• _Prompt_
Reproduce the lines below exactly as they appear, beginning with the line that contains "x-tick-label: ASSESSOR I: [110, 535, 188, 551]" and continuing through the line that contains "data-label: 6: [110, 323, 120, 340]".

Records
************

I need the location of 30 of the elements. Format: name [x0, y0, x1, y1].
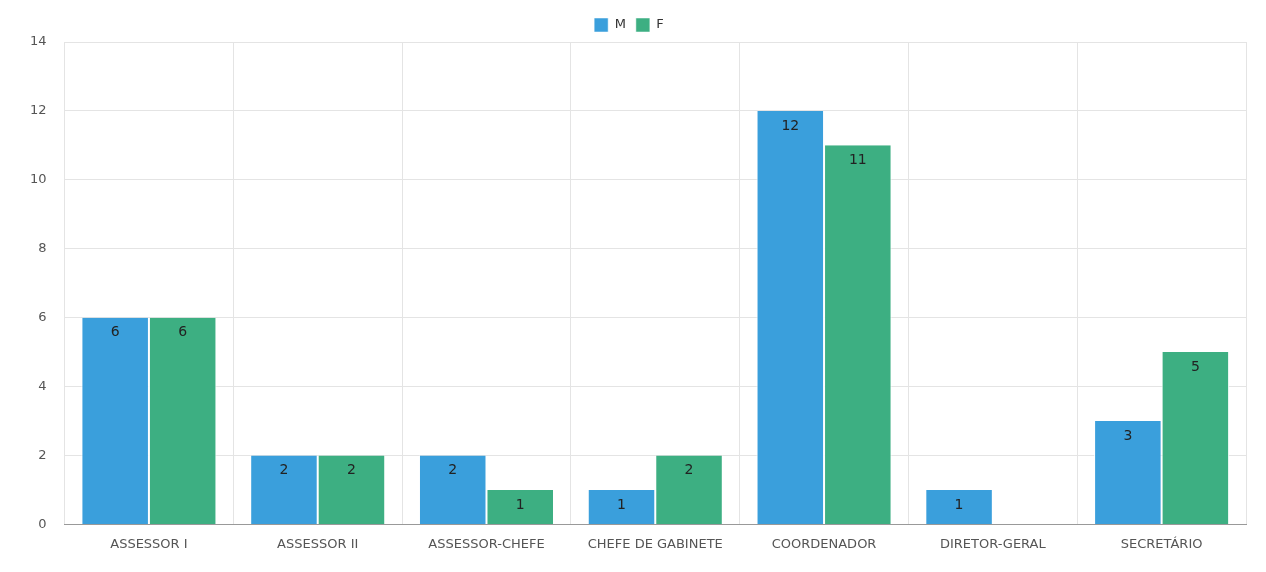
x-tick-label: ASSESSOR I: [110, 535, 188, 551]
y-tick-label: 2: [38, 446, 47, 462]
x-tick-label: SECRETÁRIO: [1120, 535, 1203, 551]
y-tick-label: 12: [30, 102, 47, 118]
x-tick-label: ASSESSOR II: [277, 535, 359, 551]
data-label: 12: [781, 116, 800, 133]
data-label: 2: [279, 461, 289, 478]
data-label: 3: [1123, 426, 1133, 443]
y-tick-label: 4: [38, 377, 47, 393]
x-tick-label: CHEFE DE GABINETE: [587, 535, 723, 551]
x-tick-label: DIRETOR-GERAL: [939, 535, 1047, 551]
data-label: 1: [515, 495, 525, 512]
data-label: 11: [848, 151, 867, 168]
legend-label: F: [656, 16, 664, 32]
y-tick-label: 6: [38, 309, 47, 325]
legend-label: M: [614, 16, 626, 32]
y-tick-label: 8: [38, 240, 47, 256]
y-tick-label: 14: [30, 33, 47, 49]
y-tick-label: 10: [30, 171, 47, 187]
y-tick-label: 0: [38, 515, 47, 531]
data-label: 2: [684, 461, 694, 478]
data-label: 6: [110, 323, 120, 340]
data-label: 2: [347, 461, 356, 478]
x-tick-label: COORDENADOR: [771, 535, 877, 551]
data-label: 1: [954, 495, 964, 512]
data-label: 2: [448, 461, 458, 478]
data-label: 6: [178, 323, 188, 340]
data-label: 5: [1190, 357, 1200, 374]
data-label: 1: [617, 495, 626, 512]
x-tick-label: ASSESSOR-CHEFE: [428, 535, 545, 551]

************

• _Solution_
x-tick-label: ASSESSOR I: [110, 535, 188, 551]
y-tick-label: 2: [38, 446, 47, 462]
x-tick-label: SECRETÁRIO: [1120, 535, 1203, 551]
y-tick-label: 12: [30, 102, 47, 118]
x-tick-label: ASSESSOR II: [277, 535, 359, 551]
data-label: 12: [781, 116, 800, 133]
data-label: 2: [279, 461, 289, 478]
data-label: 3: [1123, 426, 1133, 443]
y-tick-label: 4: [38, 377, 47, 393]
x-tick-label: CHEFE DE GABINETE: [587, 535, 723, 551]
x-tick-label: DIRETOR-GERAL: [939, 535, 1047, 551]
data-label: 1: [515, 495, 525, 512]
data-label: 11: [848, 151, 867, 168]
legend-label: F: [656, 16, 664, 32]
y-tick-label: 6: [38, 309, 47, 325]
legend-label: M: [614, 16, 626, 32]
y-tick-label: 8: [38, 240, 47, 256]
y-tick-label: 14: [30, 33, 47, 49]
y-tick-label: 10: [30, 171, 47, 187]
y-tick-label: 0: [38, 515, 47, 531]
data-label: 2: [684, 461, 694, 478]
data-label: 6: [110, 323, 120, 340]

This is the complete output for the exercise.